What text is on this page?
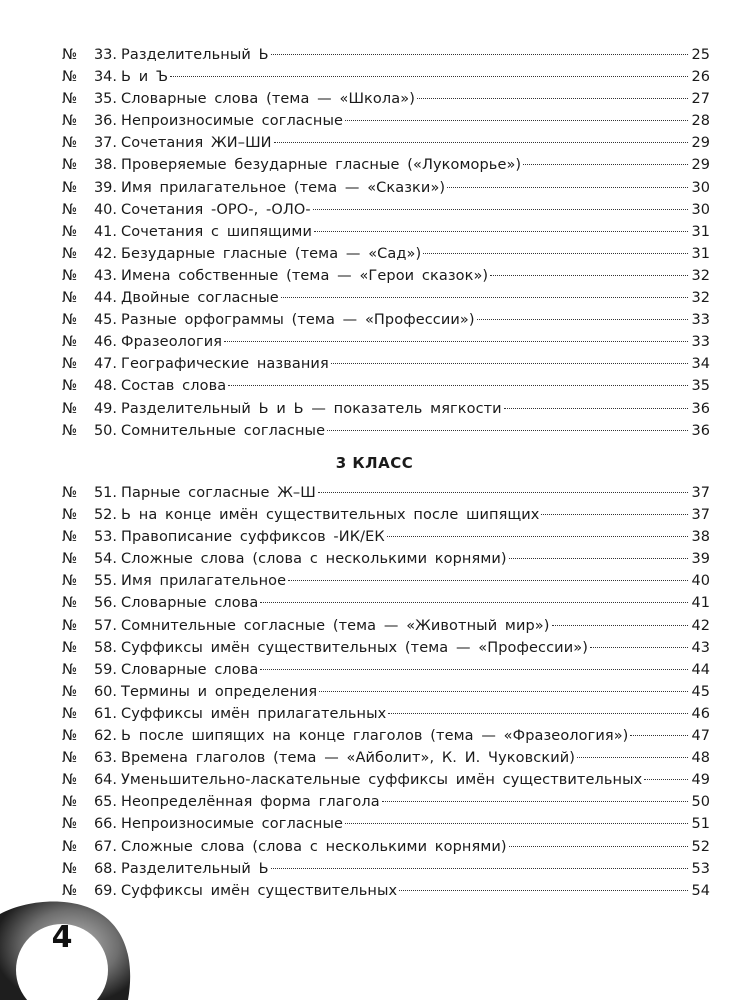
№	33. Разделительный Ь	25
№	34. Ь и Ъ	26
№	35. Словарные слова (тема — «Школа»)	27
№	36. Непроизносимые согласные	28
№	37. Сочетания ЖИ–ШИ	29
№	38. Проверяемые безударные гласные («Лукоморье»)	29
№	39. Имя прилагательное (тема — «Сказки»)	30
№	40. Сочетания -ОРО-, -ОЛО-	30
№	41. Сочетания с шипящими	31
№	42. Безударные гласные (тема — «Сад»)	31
№	43. Имена собственные (тема — «Герои сказок»)	32
№	44. Двойные согласные	32
№	45. Разные орфограммы (тема — «Профессии»)	33
№	46. Фразеология	33
№	47. Географические названия	34
№	48. Состав слова	35
№	49. Разделительный Ь и Ь — показатель мягкости	36
№	50. Сомнительные согласные	36
3 КЛАСС
№	51. Парные согласные Ж–Ш	37
№	52. Ь на конце имён существительных после шипящих	37
№	53. Правописание суффиксов -ИК/ЕК	38
№	54. Сложные слова (слова с несколькими корнями)	39
№	55. Имя прилагательное	40
№	56. Словарные слова	41
№	57. Сомнительные согласные (тема — «Животный мир»)	42
№	58. Суффиксы имён существительных (тема — «Профессии»)	43
№	59. Словарные слова	44
№	60. Термины и определения	45
№	61. Суффиксы имён прилагательных	46
№	62. Ь после шипящих на конце глаголов (тема — «Фразеология»)	47
№	63. Времена глаголов (тема — «Айболит», К. И. Чуковский)	48
№	64. Уменьшительно-ласкательные суффиксы имён существительных	49
№	65. Неопределённая форма глагола	50
№	66. Непроизносимые согласные	51
№	67. Сложные слова (слова с несколькими корнями)	52
№	68. Разделительный Ь	53
№	69. Суффиксы имён существительных	54
4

····················

Instructions to follow — Pictures in the records above are not copied; print everything else exactly.

Written answer —
What text is on this page?
№	33. Разделительный Ь	25
№	34. Ь и Ъ	26
№	35. Словарные слова (тема — «Школа»)	27
№	36. Непроизносимые согласные	28
№	37. Сочетания ЖИ–ШИ	29
№	38. Проверяемые безударные гласные («Лукоморье»)	29
№	39. Имя прилагательное (тема — «Сказки»)	30
№	40. Сочетания -ОРО-, -ОЛО-	30
№	41. Сочетания с шипящими	31
№	42. Безударные гласные (тема — «Сад»)	31
№	43. Имена собственные (тема — «Герои сказок»)	32
№	44. Двойные согласные	32
№	45. Разные орфограммы (тема — «Профессии»)	33
№	46. Фразеология	33
№	47. Географические названия	34
№	48. Состав слова	35
№	49. Разделительный Ь и Ь — показатель мягкости	36
№	50. Сомнительные согласные	36
3 КЛАСС
№	51. Парные согласные Ж–Ш	37
№	52. Ь на конце имён существительных после шипящих	37
№	53. Правописание суффиксов -ИК/ЕК	38
№	54. Сложные слова (слова с несколькими корнями)	39
№	55. Имя прилагательное	40
№	56. Словарные слова	41
№	57. Сомнительные согласные (тема — «Животный мир»)	42
№	58. Суффиксы имён существительных (тема — «Профессии»)	43
№	59. Словарные слова	44
№	60. Термины и определения	45
№	61. Суффиксы имён прилагательных	46
№	62. Ь после шипящих на конце глаголов (тема — «Фразеология»)	47
№	63. Времена глаголов (тема — «Айболит», К. И. Чуковский)	48
№	64. Уменьшительно-ласкательные суффиксы имён существительных	49
№	65. Неопределённая форма глагола	50
№	66. Непроизносимые согласные	51
№	67. Сложные слова (слова с несколькими корнями)	52
№	68. Разделительный Ь	53
№	69. Суффиксы имён существительных	54
4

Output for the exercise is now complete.